#### [Written exercise]
Your task is to copy every line of the entries that contains "Output".
══════
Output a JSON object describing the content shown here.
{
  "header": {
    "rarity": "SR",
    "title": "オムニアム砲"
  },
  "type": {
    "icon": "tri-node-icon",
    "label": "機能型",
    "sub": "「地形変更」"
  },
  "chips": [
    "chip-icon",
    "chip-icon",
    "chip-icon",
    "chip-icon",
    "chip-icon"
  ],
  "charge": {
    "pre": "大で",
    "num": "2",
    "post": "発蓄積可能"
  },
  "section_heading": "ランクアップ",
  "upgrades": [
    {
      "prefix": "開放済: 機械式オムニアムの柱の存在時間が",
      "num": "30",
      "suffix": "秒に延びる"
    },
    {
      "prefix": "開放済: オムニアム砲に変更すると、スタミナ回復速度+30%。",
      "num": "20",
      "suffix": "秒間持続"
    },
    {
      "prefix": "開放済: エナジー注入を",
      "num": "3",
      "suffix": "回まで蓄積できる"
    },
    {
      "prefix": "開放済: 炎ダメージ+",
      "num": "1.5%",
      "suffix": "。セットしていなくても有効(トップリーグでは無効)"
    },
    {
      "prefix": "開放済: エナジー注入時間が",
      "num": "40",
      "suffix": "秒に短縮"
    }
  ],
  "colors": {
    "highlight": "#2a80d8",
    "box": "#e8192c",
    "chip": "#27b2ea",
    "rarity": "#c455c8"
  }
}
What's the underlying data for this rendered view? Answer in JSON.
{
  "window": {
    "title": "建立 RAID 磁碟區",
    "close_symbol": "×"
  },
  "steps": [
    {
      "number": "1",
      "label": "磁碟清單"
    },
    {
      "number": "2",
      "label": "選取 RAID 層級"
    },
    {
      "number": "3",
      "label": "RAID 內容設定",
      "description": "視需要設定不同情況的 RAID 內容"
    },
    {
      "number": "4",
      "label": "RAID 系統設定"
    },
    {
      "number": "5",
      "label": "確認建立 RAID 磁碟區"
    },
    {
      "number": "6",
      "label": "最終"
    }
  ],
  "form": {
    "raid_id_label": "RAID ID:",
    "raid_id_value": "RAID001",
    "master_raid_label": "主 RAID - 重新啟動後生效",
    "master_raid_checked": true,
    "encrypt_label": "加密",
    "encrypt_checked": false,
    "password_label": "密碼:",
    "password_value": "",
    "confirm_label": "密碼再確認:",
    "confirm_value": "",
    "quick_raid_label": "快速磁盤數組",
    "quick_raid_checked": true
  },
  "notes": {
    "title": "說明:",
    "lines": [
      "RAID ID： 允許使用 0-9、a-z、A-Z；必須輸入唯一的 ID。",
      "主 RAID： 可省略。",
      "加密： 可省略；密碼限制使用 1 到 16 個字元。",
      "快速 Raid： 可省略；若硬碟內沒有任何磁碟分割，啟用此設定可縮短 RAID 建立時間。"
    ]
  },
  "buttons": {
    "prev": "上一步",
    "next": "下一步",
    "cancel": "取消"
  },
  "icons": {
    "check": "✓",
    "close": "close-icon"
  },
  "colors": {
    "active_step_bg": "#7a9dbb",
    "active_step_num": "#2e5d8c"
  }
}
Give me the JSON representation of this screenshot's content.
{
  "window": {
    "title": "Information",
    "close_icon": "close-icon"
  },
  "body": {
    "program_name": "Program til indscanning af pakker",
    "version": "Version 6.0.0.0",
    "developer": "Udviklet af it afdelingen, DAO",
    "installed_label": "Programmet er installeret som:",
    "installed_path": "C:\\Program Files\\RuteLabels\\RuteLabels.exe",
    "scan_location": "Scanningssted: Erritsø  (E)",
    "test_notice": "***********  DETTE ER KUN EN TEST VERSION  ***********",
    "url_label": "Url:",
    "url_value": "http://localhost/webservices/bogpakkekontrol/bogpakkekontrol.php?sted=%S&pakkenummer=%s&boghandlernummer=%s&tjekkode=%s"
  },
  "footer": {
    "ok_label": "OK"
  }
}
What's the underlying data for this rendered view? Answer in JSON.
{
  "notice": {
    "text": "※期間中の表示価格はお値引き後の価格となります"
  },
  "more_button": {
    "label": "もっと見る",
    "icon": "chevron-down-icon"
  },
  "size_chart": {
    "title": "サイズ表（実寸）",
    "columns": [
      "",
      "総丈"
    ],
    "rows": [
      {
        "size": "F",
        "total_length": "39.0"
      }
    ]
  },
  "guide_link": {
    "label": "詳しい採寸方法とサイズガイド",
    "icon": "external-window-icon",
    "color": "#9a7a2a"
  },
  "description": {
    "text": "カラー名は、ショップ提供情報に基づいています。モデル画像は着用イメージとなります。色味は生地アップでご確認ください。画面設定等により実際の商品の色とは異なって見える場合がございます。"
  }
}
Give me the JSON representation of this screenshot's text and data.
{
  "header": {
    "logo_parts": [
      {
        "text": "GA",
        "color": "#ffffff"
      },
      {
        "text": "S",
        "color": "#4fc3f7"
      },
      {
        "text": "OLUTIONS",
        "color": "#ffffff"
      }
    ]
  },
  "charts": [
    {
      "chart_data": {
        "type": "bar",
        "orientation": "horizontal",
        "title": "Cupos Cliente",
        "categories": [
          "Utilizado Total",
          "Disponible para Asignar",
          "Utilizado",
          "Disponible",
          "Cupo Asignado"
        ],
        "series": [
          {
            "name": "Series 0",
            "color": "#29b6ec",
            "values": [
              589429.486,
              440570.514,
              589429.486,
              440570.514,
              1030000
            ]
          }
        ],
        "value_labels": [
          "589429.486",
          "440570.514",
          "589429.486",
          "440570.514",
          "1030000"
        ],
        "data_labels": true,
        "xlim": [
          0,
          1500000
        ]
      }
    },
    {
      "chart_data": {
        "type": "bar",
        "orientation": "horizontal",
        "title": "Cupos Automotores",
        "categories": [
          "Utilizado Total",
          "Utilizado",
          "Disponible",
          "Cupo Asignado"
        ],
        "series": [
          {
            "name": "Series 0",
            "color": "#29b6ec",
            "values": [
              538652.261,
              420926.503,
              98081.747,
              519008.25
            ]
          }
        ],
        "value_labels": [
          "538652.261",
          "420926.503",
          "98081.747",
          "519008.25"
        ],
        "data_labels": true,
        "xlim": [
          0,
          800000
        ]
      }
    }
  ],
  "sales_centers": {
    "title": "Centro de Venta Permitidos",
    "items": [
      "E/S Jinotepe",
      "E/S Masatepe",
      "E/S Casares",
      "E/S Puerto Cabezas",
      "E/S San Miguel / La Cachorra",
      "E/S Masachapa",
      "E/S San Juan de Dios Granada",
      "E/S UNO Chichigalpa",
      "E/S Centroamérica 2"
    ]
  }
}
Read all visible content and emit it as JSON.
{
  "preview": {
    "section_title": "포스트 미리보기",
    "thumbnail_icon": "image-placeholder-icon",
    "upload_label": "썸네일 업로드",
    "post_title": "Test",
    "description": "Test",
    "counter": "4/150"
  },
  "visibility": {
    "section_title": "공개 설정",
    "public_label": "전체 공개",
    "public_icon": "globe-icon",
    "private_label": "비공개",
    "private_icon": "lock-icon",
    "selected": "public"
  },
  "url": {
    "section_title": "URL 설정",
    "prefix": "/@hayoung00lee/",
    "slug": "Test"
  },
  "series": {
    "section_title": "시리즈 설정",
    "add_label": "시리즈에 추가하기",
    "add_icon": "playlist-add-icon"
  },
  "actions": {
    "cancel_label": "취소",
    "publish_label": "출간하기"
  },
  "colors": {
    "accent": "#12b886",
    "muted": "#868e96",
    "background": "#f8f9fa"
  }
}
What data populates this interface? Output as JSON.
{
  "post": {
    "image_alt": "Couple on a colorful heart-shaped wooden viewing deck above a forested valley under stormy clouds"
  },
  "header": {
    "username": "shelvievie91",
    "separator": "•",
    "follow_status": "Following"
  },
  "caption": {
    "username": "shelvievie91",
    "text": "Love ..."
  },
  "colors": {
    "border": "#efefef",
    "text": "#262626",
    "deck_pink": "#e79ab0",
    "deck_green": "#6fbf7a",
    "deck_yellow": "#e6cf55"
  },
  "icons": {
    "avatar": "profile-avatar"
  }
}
══════
#### [The completed task]
Output a JSON object describing the content shown here.
What data populates this interface? Output as JSON.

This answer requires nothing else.